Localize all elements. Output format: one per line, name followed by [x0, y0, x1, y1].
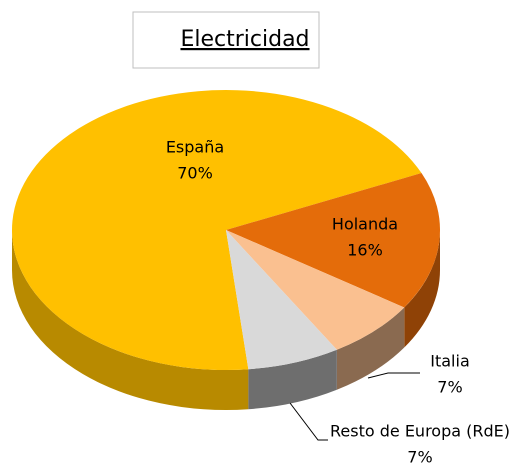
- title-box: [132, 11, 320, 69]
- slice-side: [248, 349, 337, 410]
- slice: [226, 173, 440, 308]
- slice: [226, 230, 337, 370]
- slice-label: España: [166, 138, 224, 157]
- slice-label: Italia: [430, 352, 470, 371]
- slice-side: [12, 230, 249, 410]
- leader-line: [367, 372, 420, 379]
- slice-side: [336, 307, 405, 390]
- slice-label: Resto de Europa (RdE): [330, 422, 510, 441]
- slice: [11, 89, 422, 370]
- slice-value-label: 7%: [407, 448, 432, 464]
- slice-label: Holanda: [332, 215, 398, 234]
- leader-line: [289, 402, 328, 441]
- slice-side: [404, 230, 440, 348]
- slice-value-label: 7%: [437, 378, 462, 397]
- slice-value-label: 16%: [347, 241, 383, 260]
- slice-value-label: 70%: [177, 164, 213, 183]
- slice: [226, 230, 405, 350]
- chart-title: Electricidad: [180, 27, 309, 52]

====

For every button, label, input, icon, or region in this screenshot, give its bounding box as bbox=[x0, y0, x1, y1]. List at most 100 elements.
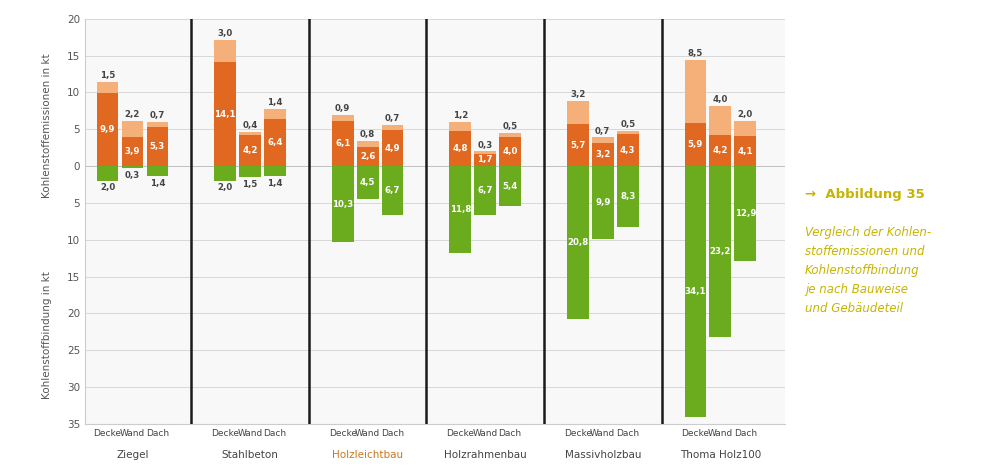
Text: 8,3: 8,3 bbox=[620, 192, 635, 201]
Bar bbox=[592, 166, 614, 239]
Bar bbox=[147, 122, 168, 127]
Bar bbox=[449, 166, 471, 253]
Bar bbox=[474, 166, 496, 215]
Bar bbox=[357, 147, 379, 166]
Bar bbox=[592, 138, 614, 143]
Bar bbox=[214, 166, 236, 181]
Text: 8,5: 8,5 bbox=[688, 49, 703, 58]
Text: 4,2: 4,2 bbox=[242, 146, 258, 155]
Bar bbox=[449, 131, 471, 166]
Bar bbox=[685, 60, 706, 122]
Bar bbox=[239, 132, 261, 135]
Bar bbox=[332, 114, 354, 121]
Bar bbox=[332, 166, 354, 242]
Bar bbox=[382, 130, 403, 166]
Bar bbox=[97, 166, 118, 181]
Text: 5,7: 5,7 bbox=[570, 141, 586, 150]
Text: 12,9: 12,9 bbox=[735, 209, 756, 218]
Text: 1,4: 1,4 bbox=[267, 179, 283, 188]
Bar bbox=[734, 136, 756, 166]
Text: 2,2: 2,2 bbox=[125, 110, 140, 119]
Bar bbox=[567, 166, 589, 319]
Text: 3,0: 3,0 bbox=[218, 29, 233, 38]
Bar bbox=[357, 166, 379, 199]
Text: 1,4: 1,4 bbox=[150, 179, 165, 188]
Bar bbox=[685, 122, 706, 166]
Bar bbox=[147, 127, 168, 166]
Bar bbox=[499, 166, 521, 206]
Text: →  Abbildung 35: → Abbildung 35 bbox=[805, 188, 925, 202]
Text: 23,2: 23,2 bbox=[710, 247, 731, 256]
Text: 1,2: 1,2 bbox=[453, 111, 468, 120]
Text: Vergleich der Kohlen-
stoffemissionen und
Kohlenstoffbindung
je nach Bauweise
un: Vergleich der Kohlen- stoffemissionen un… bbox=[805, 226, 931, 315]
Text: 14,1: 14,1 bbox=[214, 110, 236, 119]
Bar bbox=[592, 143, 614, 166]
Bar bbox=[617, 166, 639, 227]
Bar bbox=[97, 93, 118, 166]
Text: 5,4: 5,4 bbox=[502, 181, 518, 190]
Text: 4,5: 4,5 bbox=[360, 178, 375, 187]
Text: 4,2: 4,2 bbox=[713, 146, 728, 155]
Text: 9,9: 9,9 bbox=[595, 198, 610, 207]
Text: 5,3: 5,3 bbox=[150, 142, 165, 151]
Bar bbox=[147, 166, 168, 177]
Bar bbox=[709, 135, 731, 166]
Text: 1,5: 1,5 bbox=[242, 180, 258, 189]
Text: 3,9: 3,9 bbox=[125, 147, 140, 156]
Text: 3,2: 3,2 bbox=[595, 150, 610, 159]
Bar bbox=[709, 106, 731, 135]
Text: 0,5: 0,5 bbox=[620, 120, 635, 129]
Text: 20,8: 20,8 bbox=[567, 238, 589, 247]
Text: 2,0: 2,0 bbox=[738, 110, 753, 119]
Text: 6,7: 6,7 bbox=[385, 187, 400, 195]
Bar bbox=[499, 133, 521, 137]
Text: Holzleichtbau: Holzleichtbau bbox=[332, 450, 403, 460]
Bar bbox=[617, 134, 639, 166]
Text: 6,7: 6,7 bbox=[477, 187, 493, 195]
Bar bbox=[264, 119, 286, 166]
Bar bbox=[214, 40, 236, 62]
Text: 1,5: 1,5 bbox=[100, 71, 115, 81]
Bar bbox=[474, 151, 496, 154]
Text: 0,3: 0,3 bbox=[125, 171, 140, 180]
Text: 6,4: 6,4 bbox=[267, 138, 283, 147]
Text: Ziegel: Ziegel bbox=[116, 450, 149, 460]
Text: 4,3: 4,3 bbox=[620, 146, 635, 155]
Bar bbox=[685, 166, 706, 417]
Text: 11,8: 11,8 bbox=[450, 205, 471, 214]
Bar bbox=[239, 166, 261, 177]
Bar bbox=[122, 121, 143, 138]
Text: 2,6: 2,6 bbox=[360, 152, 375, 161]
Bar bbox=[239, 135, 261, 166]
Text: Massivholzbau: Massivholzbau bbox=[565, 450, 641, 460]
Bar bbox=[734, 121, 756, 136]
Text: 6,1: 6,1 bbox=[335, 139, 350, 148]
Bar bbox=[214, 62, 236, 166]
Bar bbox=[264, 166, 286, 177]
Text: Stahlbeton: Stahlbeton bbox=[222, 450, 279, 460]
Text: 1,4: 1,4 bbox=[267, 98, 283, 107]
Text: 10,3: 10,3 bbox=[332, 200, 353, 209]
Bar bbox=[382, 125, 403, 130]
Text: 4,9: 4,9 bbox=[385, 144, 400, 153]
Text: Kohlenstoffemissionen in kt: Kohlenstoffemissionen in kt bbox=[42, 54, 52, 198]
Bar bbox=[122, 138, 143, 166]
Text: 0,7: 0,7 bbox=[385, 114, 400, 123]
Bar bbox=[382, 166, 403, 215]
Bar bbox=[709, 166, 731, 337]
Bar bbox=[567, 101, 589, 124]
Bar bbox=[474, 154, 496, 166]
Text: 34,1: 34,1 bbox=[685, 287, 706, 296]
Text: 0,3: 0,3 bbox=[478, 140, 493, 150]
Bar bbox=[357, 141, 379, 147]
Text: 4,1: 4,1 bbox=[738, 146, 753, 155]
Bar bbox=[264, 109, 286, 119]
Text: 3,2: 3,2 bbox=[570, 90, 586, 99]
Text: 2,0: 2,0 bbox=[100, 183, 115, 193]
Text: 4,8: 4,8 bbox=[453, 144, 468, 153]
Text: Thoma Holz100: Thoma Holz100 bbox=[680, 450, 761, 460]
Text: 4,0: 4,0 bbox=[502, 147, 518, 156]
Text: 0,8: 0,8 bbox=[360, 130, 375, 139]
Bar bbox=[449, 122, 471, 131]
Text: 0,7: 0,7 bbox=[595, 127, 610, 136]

====

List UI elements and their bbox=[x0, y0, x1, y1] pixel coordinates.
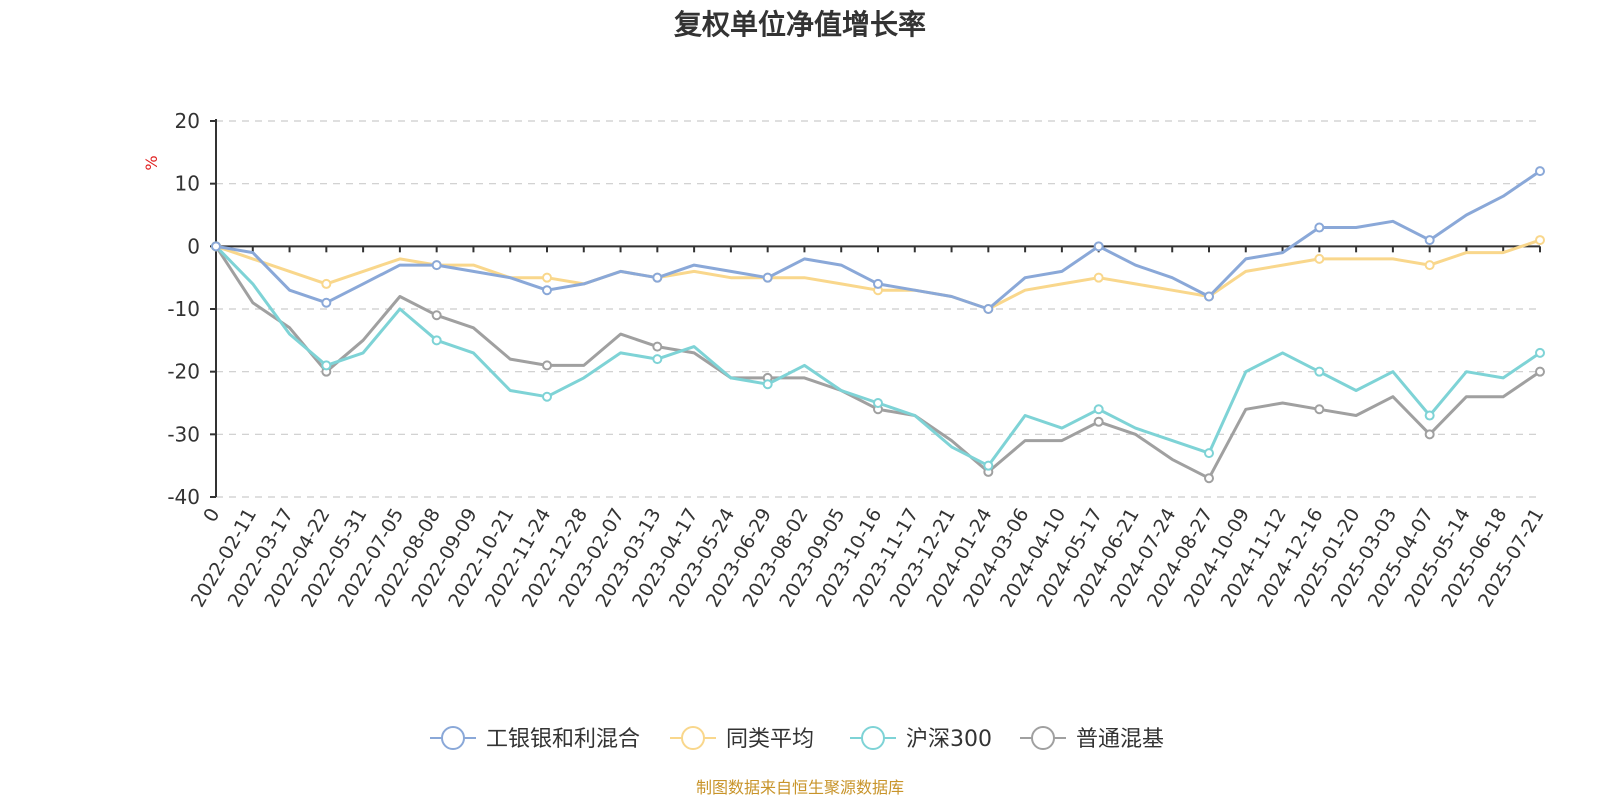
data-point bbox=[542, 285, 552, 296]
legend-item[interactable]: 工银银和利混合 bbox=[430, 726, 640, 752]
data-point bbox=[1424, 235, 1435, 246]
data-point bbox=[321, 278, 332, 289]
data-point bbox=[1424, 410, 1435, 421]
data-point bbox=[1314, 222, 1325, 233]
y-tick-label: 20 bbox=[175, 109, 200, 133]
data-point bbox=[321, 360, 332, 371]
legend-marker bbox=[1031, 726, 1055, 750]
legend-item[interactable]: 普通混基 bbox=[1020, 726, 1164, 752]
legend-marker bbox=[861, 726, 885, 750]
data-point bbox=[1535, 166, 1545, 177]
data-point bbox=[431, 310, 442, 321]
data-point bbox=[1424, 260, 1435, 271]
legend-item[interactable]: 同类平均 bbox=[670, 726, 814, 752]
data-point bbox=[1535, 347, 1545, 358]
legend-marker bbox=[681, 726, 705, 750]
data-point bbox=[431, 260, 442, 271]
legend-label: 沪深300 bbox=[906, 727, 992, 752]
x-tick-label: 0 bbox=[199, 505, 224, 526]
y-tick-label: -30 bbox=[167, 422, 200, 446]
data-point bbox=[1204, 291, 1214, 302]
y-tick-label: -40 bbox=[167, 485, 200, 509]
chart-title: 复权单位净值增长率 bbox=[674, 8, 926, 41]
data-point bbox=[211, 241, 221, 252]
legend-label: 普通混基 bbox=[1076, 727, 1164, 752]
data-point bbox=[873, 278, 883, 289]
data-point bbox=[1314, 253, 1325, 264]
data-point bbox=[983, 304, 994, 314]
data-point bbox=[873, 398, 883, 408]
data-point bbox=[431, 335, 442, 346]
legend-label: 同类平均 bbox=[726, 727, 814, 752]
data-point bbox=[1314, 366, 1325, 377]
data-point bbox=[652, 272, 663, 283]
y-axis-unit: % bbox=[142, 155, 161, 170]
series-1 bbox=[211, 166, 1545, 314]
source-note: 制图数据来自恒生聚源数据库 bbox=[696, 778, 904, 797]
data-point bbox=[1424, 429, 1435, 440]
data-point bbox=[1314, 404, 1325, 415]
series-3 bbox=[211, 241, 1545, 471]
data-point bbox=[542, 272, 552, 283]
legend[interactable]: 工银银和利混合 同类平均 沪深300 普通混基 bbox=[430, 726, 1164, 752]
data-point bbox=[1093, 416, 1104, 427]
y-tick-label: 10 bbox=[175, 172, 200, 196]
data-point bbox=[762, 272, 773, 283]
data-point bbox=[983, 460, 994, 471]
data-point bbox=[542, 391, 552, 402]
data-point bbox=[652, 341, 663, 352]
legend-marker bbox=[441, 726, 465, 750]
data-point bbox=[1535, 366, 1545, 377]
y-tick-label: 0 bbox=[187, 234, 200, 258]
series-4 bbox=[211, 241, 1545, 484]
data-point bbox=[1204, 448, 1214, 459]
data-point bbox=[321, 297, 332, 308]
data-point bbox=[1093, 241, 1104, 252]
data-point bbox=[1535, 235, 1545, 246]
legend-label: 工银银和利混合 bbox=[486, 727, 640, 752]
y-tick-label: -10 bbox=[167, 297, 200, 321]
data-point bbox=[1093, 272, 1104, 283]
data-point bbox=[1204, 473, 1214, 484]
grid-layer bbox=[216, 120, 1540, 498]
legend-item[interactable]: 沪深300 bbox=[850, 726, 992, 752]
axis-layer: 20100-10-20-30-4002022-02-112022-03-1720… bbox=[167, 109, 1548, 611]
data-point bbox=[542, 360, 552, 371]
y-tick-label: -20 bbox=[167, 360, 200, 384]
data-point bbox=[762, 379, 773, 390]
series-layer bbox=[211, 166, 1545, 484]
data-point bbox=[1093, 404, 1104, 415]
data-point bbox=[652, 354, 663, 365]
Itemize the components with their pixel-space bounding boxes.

====

Consigne: Recopiez à l'identique toutes les lignes de données, depuis celle qui contient « Text: 8,3: 8,3 bbox=[620, 192, 635, 201] » jusqu'à celle qui contient « Bar bbox=[97, 166, 118, 181] », ces deux lignes comprises.

Réponse:
Text: 8,3: 8,3 bbox=[620, 192, 635, 201]
Bar bbox=[592, 166, 614, 239]
Bar bbox=[147, 122, 168, 127]
Bar bbox=[449, 166, 471, 253]
Bar bbox=[474, 166, 496, 215]
Bar bbox=[357, 147, 379, 166]
Bar bbox=[592, 138, 614, 143]
Bar bbox=[214, 166, 236, 181]
Text: 8,5: 8,5 bbox=[688, 49, 703, 58]
Text: 4,2: 4,2 bbox=[242, 146, 258, 155]
Bar bbox=[449, 131, 471, 166]
Bar bbox=[685, 60, 706, 122]
Bar bbox=[239, 132, 261, 135]
Bar bbox=[332, 114, 354, 121]
Bar bbox=[332, 166, 354, 242]
Bar bbox=[382, 130, 403, 166]
Bar bbox=[97, 166, 118, 181]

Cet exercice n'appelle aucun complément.